=== SHORT TASK ===
Take the entries below and reproduce them word for word.

=== DATA EXTRACT ===
────────────────────
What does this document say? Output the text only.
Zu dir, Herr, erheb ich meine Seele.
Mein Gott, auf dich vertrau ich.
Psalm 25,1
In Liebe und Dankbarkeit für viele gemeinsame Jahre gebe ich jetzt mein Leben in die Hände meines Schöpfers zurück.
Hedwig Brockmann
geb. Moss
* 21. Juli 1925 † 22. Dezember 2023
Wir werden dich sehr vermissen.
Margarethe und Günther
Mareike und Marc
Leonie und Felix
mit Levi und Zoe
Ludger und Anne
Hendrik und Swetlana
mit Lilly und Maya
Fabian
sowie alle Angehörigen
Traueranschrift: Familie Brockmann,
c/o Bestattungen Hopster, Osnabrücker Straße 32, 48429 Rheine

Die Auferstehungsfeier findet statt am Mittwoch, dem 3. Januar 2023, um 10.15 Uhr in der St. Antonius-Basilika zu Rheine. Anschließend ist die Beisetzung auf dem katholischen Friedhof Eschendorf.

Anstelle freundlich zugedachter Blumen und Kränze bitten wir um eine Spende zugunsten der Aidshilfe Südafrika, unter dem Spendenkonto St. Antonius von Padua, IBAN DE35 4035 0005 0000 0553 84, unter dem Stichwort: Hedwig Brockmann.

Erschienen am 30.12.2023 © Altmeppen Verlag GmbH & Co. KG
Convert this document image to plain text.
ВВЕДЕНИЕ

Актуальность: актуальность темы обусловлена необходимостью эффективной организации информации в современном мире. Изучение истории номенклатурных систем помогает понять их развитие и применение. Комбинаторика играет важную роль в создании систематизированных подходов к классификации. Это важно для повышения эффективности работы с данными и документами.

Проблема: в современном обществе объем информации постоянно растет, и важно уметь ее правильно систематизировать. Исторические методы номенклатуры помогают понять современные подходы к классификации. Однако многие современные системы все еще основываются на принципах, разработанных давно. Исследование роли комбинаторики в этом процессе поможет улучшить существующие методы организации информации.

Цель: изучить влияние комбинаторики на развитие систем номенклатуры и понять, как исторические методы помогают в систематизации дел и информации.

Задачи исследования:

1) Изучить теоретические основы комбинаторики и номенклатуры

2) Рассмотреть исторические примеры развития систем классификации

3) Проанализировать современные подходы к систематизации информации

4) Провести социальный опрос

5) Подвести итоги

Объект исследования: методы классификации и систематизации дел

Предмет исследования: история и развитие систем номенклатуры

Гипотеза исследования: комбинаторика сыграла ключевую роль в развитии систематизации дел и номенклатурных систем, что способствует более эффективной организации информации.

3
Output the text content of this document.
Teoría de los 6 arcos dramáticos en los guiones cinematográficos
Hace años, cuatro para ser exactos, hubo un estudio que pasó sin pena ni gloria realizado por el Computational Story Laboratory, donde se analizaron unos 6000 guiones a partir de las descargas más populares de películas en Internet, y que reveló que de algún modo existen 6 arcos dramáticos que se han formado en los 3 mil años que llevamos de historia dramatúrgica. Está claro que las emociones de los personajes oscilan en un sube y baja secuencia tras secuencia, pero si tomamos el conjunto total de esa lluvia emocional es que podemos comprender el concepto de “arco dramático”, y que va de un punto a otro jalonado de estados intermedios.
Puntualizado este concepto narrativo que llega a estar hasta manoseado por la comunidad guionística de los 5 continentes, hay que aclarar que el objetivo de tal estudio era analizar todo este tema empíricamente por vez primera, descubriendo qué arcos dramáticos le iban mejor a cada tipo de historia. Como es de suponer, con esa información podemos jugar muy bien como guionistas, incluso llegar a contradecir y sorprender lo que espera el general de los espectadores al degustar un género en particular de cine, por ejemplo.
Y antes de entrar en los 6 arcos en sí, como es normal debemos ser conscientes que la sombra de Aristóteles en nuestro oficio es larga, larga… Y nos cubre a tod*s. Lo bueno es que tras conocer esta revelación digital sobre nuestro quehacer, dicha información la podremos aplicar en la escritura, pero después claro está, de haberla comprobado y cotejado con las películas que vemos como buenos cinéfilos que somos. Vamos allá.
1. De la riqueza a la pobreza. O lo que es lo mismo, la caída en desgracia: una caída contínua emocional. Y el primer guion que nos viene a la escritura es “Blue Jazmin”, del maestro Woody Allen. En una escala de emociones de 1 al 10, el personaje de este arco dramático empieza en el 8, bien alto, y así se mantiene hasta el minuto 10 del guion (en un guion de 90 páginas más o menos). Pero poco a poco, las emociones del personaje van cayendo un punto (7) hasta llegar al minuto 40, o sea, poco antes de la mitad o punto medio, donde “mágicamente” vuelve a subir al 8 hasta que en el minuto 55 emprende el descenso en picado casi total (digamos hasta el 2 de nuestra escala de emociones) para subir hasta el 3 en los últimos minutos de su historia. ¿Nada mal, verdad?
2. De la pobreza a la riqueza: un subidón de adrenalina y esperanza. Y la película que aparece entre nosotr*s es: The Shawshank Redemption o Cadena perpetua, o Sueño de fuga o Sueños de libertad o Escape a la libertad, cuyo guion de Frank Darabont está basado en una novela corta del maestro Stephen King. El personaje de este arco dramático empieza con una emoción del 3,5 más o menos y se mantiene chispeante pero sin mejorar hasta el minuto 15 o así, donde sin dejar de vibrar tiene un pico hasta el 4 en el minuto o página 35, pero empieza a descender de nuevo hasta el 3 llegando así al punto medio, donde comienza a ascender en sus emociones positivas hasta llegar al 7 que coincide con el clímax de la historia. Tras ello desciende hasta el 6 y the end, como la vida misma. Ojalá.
────────────────────
=== RESULT OF THIS EXERCISE ===
What does this document say? Output the text only.
Zu dir, Herr, erheb ich meine Seele.
Mein Gott, auf dich vertrau ich.
Psalm 25,1
In Liebe und Dankbarkeit für viele gemeinsame Jahre gebe ich jetzt mein Leben in die Hände meines Schöpfers zurück.
Hedwig Brockmann
geb. Moss
* 21. Juli 1925 † 22. Dezember 2023
Wir werden dich sehr vermissen.
Margarethe und Günther
Mareike und Marc
Leonie und Felix
mit Levi und Zoe
Ludger und Anne
Hendrik und Swetlana
mit Lilly und Maya
Fabian
sowie alle Angehörigen
Traueranschrift: Familie Brockmann,
c/o Bestattungen Hopster, Osnabrücker Straße 32, 48429 Rheine

Die Auferstehungsfeier findet statt am Mittwoch, dem 3. Januar 2023, um 10.15 Uhr in der St. Antonius-Basilika zu Rheine. Anschließend ist die Beisetzung auf dem katholischen Friedhof Eschendorf.

Anstelle freundlich zugedachter Blumen und Kränze bitten wir um eine Spende zugunsten der Aidshilfe Südafrika, unter dem Spendenkonto St. Antonius von Padua, IBAN DE35 4035 0005 0000 0553 84, unter dem Stichwort: Hedwig Brockmann.

Erschienen am 30.12.2023 © Altmeppen Verlag GmbH & Co. KG
Convert this document image to plain text.
ВВЕДЕНИЕ

Актуальность: актуальность темы обусловлена необходимостью эффективной организации информации в современном мире. Изучение истории номенклатурных систем помогает понять их развитие и применение. Комбинаторика играет важную роль в создании систематизированных подходов к классификации. Это важно для повышения эффективности работы с данными и документами.

Проблема: в современном обществе объем информации постоянно растет, и важно уметь ее правильно систематизировать. Исторические методы номенклатуры помогают понять современные подходы к классификации. Однако многие современные системы все еще основываются на принципах, разработанных давно. Исследование роли комбинаторики в этом процессе поможет улучшить существующие методы организации информации.

Цель: изучить влияние комбинаторики на развитие систем номенклатуры и понять, как исторические методы помогают в систематизации дел и информации.

Задачи исследования:

1) Изучить теоретические основы комбинаторики и номенклатуры

2) Рассмотреть исторические примеры развития систем классификации

3) Проанализировать современные подходы к систематизации информации

4) Провести социальный опрос

5) Подвести итоги

Объект исследования: методы классификации и систематизации дел

Предмет исследования: история и развитие систем номенклатуры

Гипотеза исследования: комбинаторика сыграла ключевую роль в развитии систематизации дел и номенклатурных систем, что способствует более эффективной организации информации.

3
Output the text content of this document.
Teoría de los 6 arcos dramáticos en los guiones cinematográficos
Hace años, cuatro para ser exactos, hubo un estudio que pasó sin pena ni gloria realizado por el Computational Story Laboratory, donde se analizaron unos 6000 guiones a partir de las descargas más populares de películas en Internet, y que reveló que de algún modo existen 6 arcos dramáticos que se han formado en los 3 mil años que llevamos de historia dramatúrgica. Está claro que las emociones de los personajes oscilan en un sube y baja secuencia tras secuencia, pero si tomamos el conjunto total de esa lluvia emocional es que podemos comprender el concepto de “arco dramático”, y que va de un punto a otro jalonado de estados intermedios.
Puntualizado este concepto narrativo que llega a estar hasta manoseado por la comunidad guionística de los 5 continentes, hay que aclarar que el objetivo de tal estudio era analizar todo este tema empíricamente por vez primera, descubriendo qué arcos dramáticos le iban mejor a cada tipo de historia. Como es de suponer, con esa información podemos jugar muy bien como guionistas, incluso llegar a contradecir y sorprender lo que espera el general de los espectadores al degustar un género en particular de cine, por ejemplo.
Y antes de entrar en los 6 arcos en sí, como es normal debemos ser conscientes que la sombra de Aristóteles en nuestro oficio es larga, larga… Y nos cubre a tod*s. Lo bueno es que tras conocer esta revelación digital sobre nuestro quehacer, dicha información la podremos aplicar en la escritura, pero después claro está, de haberla comprobado y cotejado con las películas que vemos como buenos cinéfilos que somos. Vamos allá.
1. De la riqueza a la pobreza. O lo que es lo mismo, la caída en desgracia: una caída contínua emocional. Y el primer guion que nos viene a la escritura es “Blue Jazmin”, del maestro Woody Allen. En una escala de emociones de 1 al 10, el personaje de este arco dramático empieza en el 8, bien alto, y así se mantiene hasta el minuto 10 del guion (en un guion de 90 páginas más o menos). Pero poco a poco, las emociones del personaje van cayendo un punto (7) hasta llegar al minuto 40, o sea, poco antes de la mitad o punto medio, donde “mágicamente” vuelve a subir al 8 hasta que en el minuto 55 emprende el descenso en picado casi total (digamos hasta el 2 de nuestra escala de emociones) para subir hasta el 3 en los últimos minutos de su historia. ¿Nada mal, verdad?
2. De la pobreza a la riqueza: un subidón de adrenalina y esperanza. Y la película que aparece entre nosotr*s es: The Shawshank Redemption o Cadena perpetua, o Sueño de fuga o Sueños de libertad o Escape a la libertad, cuyo guion de Frank Darabont está basado en una novela corta del maestro Stephen King. El personaje de este arco dramático empieza con una emoción del 3,5 más o menos y se mantiene chispeante pero sin mejorar hasta el minuto 15 o así, donde sin dejar de vibrar tiene un pico hasta el 4 en el minuto o página 35, pero empieza a descender de nuevo hasta el 3 llegando así al punto medio, donde comienza a ascender en sus emociones positivas hasta llegar al 7 que coincide con el clímax de la historia. Tras ello desciende hasta el 6 y the end, como la vida misma. Ojalá.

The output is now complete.